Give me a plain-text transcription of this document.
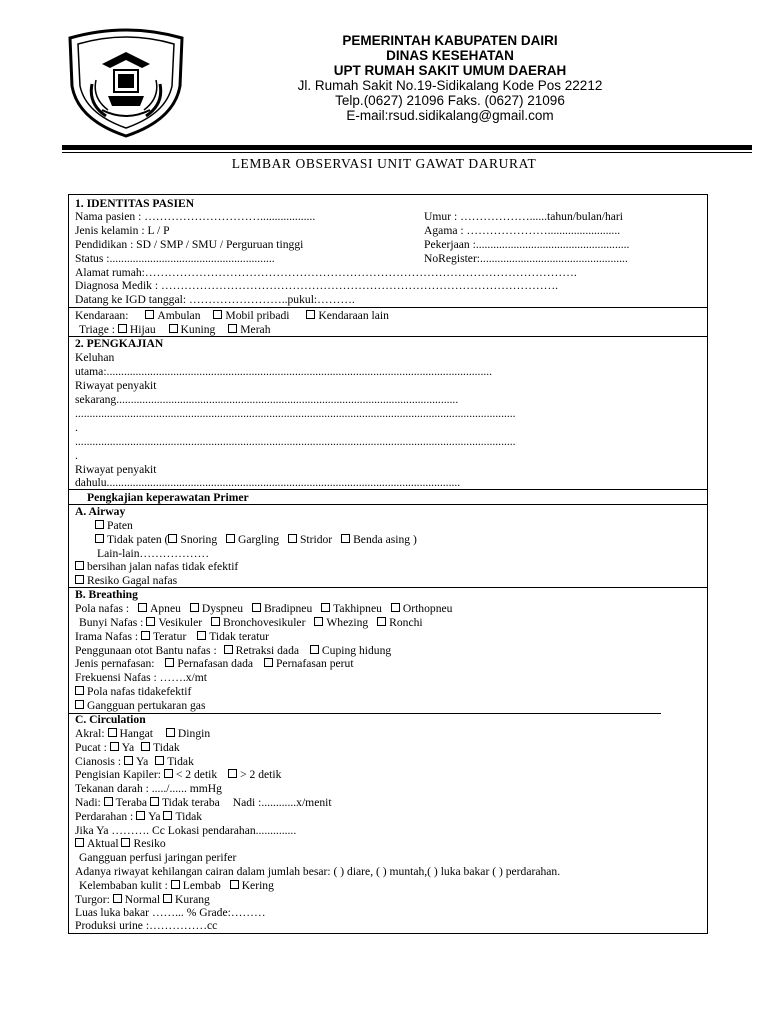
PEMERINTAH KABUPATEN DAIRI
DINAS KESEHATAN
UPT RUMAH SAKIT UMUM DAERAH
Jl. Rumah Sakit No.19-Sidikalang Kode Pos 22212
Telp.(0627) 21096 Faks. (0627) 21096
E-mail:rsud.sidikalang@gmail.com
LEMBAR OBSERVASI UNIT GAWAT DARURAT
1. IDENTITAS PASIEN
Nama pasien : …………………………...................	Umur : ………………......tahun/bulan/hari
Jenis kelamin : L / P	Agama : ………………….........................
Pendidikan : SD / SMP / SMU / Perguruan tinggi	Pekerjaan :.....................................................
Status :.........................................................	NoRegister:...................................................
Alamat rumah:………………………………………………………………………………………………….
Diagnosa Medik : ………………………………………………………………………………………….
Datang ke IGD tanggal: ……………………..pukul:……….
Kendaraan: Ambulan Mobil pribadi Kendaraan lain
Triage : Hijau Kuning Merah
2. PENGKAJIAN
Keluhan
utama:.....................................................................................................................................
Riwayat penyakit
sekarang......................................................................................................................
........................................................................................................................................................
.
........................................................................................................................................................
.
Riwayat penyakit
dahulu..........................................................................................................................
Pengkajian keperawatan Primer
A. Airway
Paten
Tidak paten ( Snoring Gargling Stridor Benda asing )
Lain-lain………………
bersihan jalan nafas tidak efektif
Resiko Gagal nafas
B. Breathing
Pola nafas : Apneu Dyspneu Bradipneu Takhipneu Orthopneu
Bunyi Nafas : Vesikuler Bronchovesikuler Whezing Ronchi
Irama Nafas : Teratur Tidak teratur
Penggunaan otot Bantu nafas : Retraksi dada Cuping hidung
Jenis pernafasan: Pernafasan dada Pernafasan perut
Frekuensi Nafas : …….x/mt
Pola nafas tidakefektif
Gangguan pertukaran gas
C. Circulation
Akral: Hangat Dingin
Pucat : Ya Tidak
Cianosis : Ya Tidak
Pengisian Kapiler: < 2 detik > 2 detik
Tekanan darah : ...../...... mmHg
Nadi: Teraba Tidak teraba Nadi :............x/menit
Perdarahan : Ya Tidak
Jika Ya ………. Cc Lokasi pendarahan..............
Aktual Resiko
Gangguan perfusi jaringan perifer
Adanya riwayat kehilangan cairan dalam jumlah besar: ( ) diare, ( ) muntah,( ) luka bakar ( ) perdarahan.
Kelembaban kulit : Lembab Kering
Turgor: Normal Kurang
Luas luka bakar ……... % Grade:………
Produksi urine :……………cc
━━━━━━━━━━━━━━━━
### Task directions
Show every line of the records above that contains the word "dada".

### The completed task
Penggunaan otot Bantu nafas : Retraksi dada Cuping hidung
Jenis pernafasan: Pernafasan dada Pernafasan perut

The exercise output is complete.